Text:
Open-source doesn't want to promote binary-only distribution and focuses on getting things right with a single compiler instead of a mismatch of 10 different versions.
This seems to be supported by my experience with Qt and other libraries - they generally provide a build for the environment you're going to be using. Qt 4.6 and VS2008 for example.
References:
http://code.google.com/p/stabi/
Binary compatibility of STL containers
I think the problem preceeds your theory: C++ doesn't specify the ABI (application binary interface).
In fact even C doesn't, but being a C library just a collection of functions (and may be global variables) the ABI is just the name of the functions themselves. Depending on the platform, names can be mangled somehow, but, since every compiler must be able to place system calss, everything ends up using the same convention of the operating system builder (in windows, _cdecl just result in prepending a _ to the function name.
But C++ has overloading, hence more complex mangling scheme are required.
As far as of today, no agreement exists between compiler manufacturers about how such mangling must be done.
It is technically impossible to compile a C++ static library and link it to a C++ OBJ coming from another compiler. The same is for DLLs.
And since compilers are all different even for compiled overloaded member functions, no one is actually affording the problem of templates.

Data lines:
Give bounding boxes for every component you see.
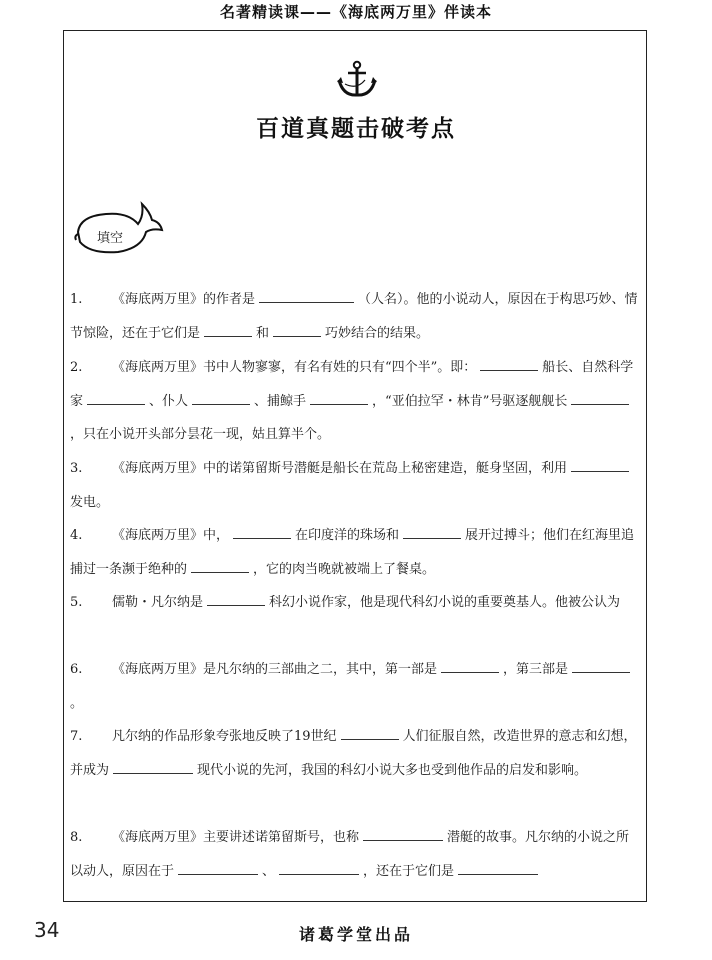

Challenge: Print the passage of the text on C++ binary compatibility that opens with the words containing "But C++ has" and closes with "must be done.". The listing is separate material, apart from the text.

Task result:
But C++ has overloading, hence more complex mangling scheme are required.
As far as of today, no agreement exists between compiler manufacturers about how such mangling must be done.